- _Work to be completed_
Quote every line as written. Omit pictures.

— start of Given records —

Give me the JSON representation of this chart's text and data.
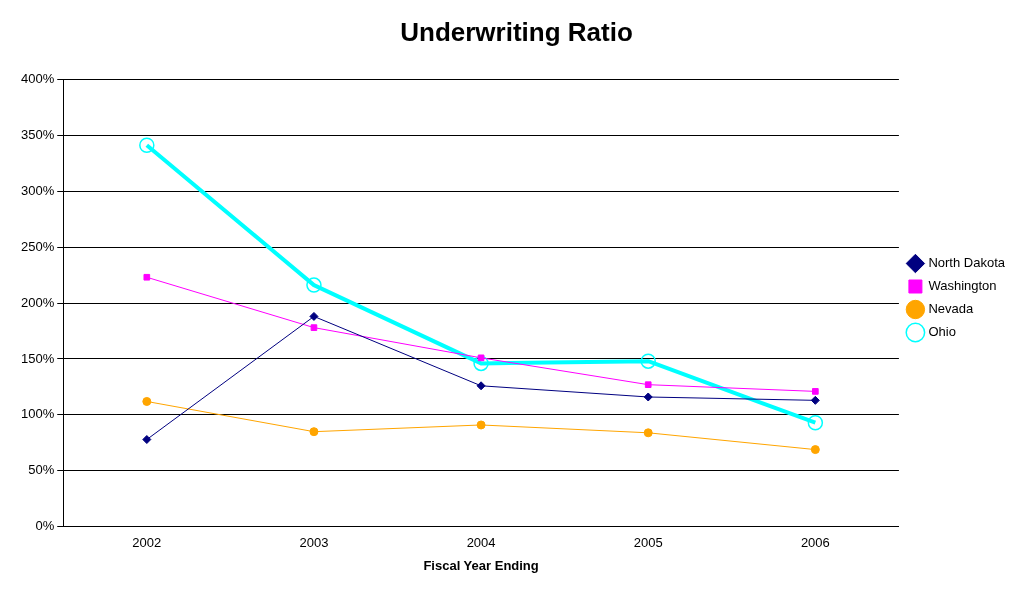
{
  "chart_data": {
    "type": "line",
    "title": "Underwriting Ratio",
    "xlabel": "Fiscal Year Ending",
    "categories": [
      "2002",
      "2003",
      "2004",
      "2005",
      "2006"
    ],
    "series": [
      {
        "name": "North Dakota",
        "color": "#000080",
        "marker": "diamond",
        "values": [
          78,
          188,
          126,
          116,
          113
        ]
      },
      {
        "name": "Washington",
        "color": "#ff00ff",
        "marker": "square",
        "values": [
          223,
          178,
          151,
          127,
          121
        ]
      },
      {
        "name": "Nevada",
        "color": "#ffa500",
        "marker": "circle",
        "values": [
          112,
          85,
          91,
          84,
          69
        ]
      },
      {
        "name": "Ohio",
        "color": "#00ffff",
        "marker": "circle",
        "values": [
          341,
          216,
          146,
          148,
          93
        ]
      }
    ],
    "ylim": [
      0,
      400
    ],
    "yticks": [
      {
        "value": 0,
        "label": "0%"
      },
      {
        "value": 50,
        "label": "50%"
      },
      {
        "value": 100,
        "label": "100%"
      },
      {
        "value": 150,
        "label": "150%"
      },
      {
        "value": 200,
        "label": "200%"
      },
      {
        "value": 250,
        "label": "250%"
      },
      {
        "value": 300,
        "label": "300%"
      },
      {
        "value": 350,
        "label": "350%"
      },
      {
        "value": 400,
        "label": "400%"
      }
    ],
    "grid": "y",
    "legend": "right",
    "line_style": "solid"
  }
}
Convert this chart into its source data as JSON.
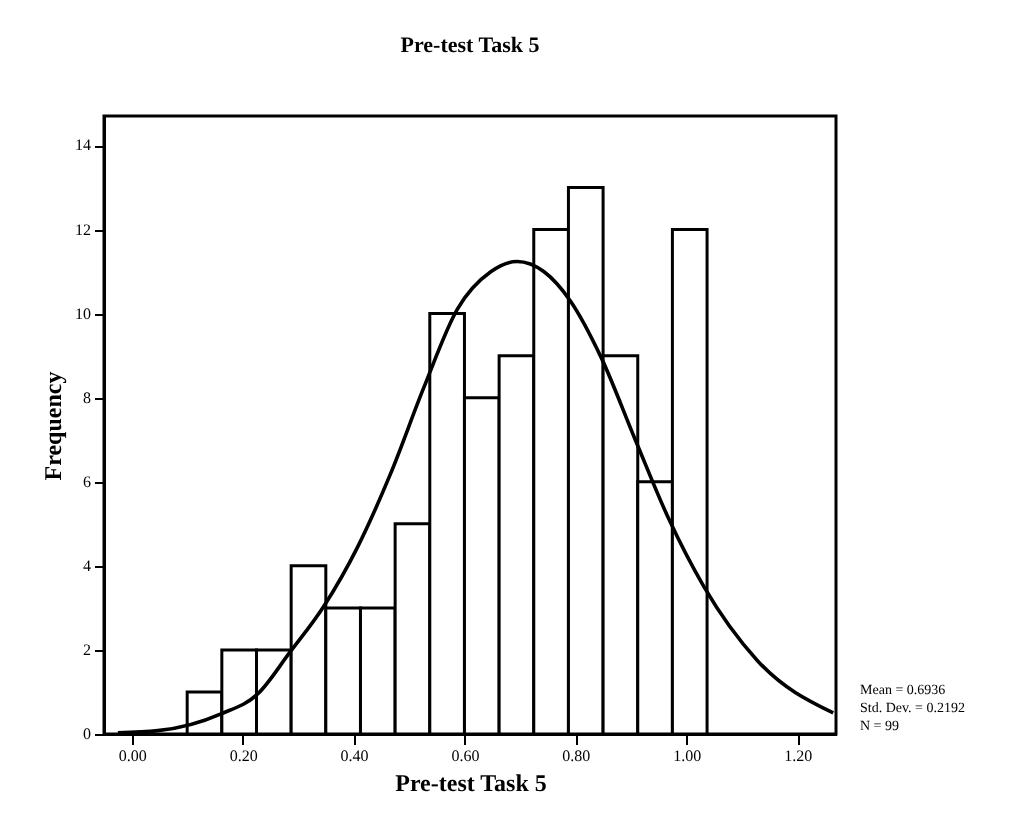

— end of Given records —

- _Written answer_
Give me the JSON representation of this chart's text and data.
{
  "chart_data": {
    "type": "line",
    "title": "Underwriting Ratio",
    "xlabel": "Fiscal Year Ending",
    "categories": [
      "2002",
      "2003",
      "2004",
      "2005",
      "2006"
    ],
    "series": [
      {
        "name": "North Dakota",
        "color": "#000080",
        "marker": "diamond",
        "values": [
          78,
          188,
          126,
          116,
          113
        ]
      },
      {
        "name": "Washington",
        "color": "#ff00ff",
        "marker": "square",
        "values": [
          223,
          178,
          151,
          127,
          121
        ]
      },
      {
        "name": "Nevada",
        "color": "#ffa500",
        "marker": "circle",
        "values": [
          112,
          85,
          91,
          84,
          69
        ]
      },
      {
        "name": "Ohio",
        "color": "#00ffff",
        "marker": "circle",
        "values": [
          341,
          216,
          146,
          148,
          93
        ]
      }
    ],
    "ylim": [
      0,
      400
    ],
    "yticks": [
      {
        "value": 0,
        "label": "0%"
      },
      {
        "value": 50,
        "label": "50%"
      },
      {
        "value": 100,
        "label": "100%"
      },
      {
        "value": 150,
        "label": "150%"
      },
      {
        "value": 200,
        "label": "200%"
      },
      {
        "value": 250,
        "label": "250%"
      },
      {
        "value": 300,
        "label": "300%"
      },
      {
        "value": 350,
        "label": "350%"
      },
      {
        "value": 400,
        "label": "400%"
      }
    ],
    "grid": "y",
    "legend": "right",
    "line_style": "solid"
  }
}
Convert this chart into its source data as JSON.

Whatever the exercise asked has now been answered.